§ TASK INPUT:
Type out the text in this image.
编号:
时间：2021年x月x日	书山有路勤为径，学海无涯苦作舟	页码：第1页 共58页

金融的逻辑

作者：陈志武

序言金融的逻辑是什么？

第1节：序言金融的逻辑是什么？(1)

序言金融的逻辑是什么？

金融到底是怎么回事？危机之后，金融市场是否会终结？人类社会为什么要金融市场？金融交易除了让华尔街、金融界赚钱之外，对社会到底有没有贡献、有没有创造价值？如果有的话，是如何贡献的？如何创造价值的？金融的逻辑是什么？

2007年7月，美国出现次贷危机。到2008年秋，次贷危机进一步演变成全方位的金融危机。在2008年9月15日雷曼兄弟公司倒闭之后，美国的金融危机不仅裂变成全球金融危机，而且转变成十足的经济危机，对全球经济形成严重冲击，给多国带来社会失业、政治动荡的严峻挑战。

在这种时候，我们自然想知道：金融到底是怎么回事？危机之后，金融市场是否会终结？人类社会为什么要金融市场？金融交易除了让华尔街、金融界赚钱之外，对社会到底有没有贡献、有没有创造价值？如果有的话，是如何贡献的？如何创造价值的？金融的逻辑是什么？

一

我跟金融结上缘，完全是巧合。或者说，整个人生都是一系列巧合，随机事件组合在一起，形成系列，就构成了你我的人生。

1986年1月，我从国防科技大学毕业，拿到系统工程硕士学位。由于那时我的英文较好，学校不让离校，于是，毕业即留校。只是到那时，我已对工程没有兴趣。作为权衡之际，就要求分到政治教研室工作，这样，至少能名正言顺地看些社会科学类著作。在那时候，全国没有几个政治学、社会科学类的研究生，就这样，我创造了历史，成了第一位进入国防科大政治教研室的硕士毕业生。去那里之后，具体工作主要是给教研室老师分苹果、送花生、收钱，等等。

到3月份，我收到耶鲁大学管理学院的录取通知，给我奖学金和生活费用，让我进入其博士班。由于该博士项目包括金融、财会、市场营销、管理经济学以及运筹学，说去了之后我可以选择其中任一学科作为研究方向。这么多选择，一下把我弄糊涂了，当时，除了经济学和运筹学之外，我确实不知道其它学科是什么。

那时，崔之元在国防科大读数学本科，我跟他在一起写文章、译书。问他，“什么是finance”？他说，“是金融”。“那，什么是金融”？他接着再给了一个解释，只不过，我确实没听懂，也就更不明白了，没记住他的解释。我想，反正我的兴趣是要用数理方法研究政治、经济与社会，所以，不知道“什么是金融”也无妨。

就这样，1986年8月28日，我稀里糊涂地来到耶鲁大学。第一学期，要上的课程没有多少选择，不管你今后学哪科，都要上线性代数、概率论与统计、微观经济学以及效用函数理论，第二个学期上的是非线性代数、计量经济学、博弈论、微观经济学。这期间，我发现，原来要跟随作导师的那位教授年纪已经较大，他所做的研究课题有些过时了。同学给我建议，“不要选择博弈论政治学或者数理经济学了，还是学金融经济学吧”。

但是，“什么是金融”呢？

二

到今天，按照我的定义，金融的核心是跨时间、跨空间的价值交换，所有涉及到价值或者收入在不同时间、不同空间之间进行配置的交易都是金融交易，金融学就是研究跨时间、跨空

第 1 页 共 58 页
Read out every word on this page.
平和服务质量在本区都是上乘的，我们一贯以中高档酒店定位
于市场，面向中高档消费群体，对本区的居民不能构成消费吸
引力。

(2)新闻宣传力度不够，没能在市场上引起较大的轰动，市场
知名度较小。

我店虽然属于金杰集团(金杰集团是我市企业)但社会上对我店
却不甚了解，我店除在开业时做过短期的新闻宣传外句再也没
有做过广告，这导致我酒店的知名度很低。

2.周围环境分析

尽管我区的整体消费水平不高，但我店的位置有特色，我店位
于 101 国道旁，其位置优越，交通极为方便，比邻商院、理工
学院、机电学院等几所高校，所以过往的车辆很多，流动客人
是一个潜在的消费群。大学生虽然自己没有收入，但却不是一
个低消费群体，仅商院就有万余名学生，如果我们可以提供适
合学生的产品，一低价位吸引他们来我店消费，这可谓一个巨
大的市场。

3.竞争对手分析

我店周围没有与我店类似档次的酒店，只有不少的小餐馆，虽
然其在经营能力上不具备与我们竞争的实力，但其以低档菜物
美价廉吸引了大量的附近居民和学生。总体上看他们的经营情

§ SHORT PROBLEM:
Each record above must be given again exactly.

§ EXERCISE SOLUTION:
Type out the text in this image.
编号:
时间：2021年x月x日	书山有路勤为径，学海无涯苦作舟	页码：第1页 共58页

金融的逻辑

作者：陈志武

序言金融的逻辑是什么？

第1节：序言金融的逻辑是什么？(1)

序言金融的逻辑是什么？

金融到底是怎么回事？危机之后，金融市场是否会终结？人类社会为什么要金融市场？金融交易除了让华尔街、金融界赚钱之外，对社会到底有没有贡献、有没有创造价值？如果有的话，是如何贡献的？如何创造价值的？金融的逻辑是什么？

2007年7月，美国出现次贷危机。到2008年秋，次贷危机进一步演变成全方位的金融危机。在2008年9月15日雷曼兄弟公司倒闭之后，美国的金融危机不仅裂变成全球金融危机，而且转变成十足的经济危机，对全球经济形成严重冲击，给多国带来社会失业、政治动荡的严峻挑战。

在这种时候，我们自然想知道：金融到底是怎么回事？危机之后，金融市场是否会终结？人类社会为什么要金融市场？金融交易除了让华尔街、金融界赚钱之外，对社会到底有没有贡献、有没有创造价值？如果有的话，是如何贡献的？如何创造价值的？金融的逻辑是什么？

一

我跟金融结上缘，完全是巧合。或者说，整个人生都是一系列巧合，随机事件组合在一起，形成系列，就构成了你我的人生。

1986年1月，我从国防科技大学毕业，拿到系统工程硕士学位。由于那时我的英文较好，学校不让离校，于是，毕业即留校。只是到那时，我已对工程没有兴趣。作为权衡之际，就要求分到政治教研室工作，这样，至少能名正言顺地看些社会科学类著作。在那时候，全国没有几个政治学、社会科学类的研究生，就这样，我创造了历史，成了第一位进入国防科大政治教研室的硕士毕业生。去那里之后，具体工作主要是给教研室老师分苹果、送花生、收钱，等等。

到3月份，我收到耶鲁大学管理学院的录取通知，给我奖学金和生活费用，让我进入其博士班。由于该博士项目包括金融、财会、市场营销、管理经济学以及运筹学，说去了之后我可以选择其中任一学科作为研究方向。这么多选择，一下把我弄糊涂了，当时，除了经济学和运筹学之外，我确实不知道其它学科是什么。

那时，崔之元在国防科大读数学本科，我跟他在一起写文章、译书。问他，“什么是finance”？他说，“是金融”。“那，什么是金融”？他接着再给了一个解释，只不过，我确实没听懂，也就更不明白了，没记住他的解释。我想，反正我的兴趣是要用数理方法研究政治、经济与社会，所以，不知道“什么是金融”也无妨。

就这样，1986年8月28日，我稀里糊涂地来到耶鲁大学。第一学期，要上的课程没有多少选择，不管你今后学哪科，都要上线性代数、概率论与统计、微观经济学以及效用函数理论，第二个学期上的是非线性代数、计量经济学、博弈论、微观经济学。这期间，我发现，原来要跟随作导师的那位教授年纪已经较大，他所做的研究课题有些过时了。同学给我建议，“不要选择博弈论政治学或者数理经济学了，还是学金融经济学吧”。

但是，“什么是金融”呢？

二

到今天，按照我的定义，金融的核心是跨时间、跨空间的价值交换，所有涉及到价值或者收入在不同时间、不同空间之间进行配置的交易都是金融交易，金融学就是研究跨时间、跨空

第 1 页 共 58 页
Read out every word on this page.
平和服务质量在本区都是上乘的，我们一贯以中高档酒店定位
于市场，面向中高档消费群体，对本区的居民不能构成消费吸
引力。

(2)新闻宣传力度不够，没能在市场上引起较大的轰动，市场
知名度较小。

我店虽然属于金杰集团(金杰集团是我市企业)但社会上对我店
却不甚了解，我店除在开业时做过短期的新闻宣传外句再也没
有做过广告，这导致我酒店的知名度很低。

2.周围环境分析

尽管我区的整体消费水平不高，但我店的位置有特色，我店位
于 101 国道旁，其位置优越，交通极为方便，比邻商院、理工
学院、机电学院等几所高校，所以过往的车辆很多，流动客人
是一个潜在的消费群。大学生虽然自己没有收入，但却不是一
个低消费群体，仅商院就有万余名学生，如果我们可以提供适
合学生的产品，一低价位吸引他们来我店消费，这可谓一个巨
大的市场。

3.竞争对手分析

我店周围没有与我店类似档次的酒店，只有不少的小餐馆，虽
然其在经营能力上不具备与我们竞争的实力，但其以低档菜物
美价廉吸引了大量的附近居民和学生。总体上看他们的经营情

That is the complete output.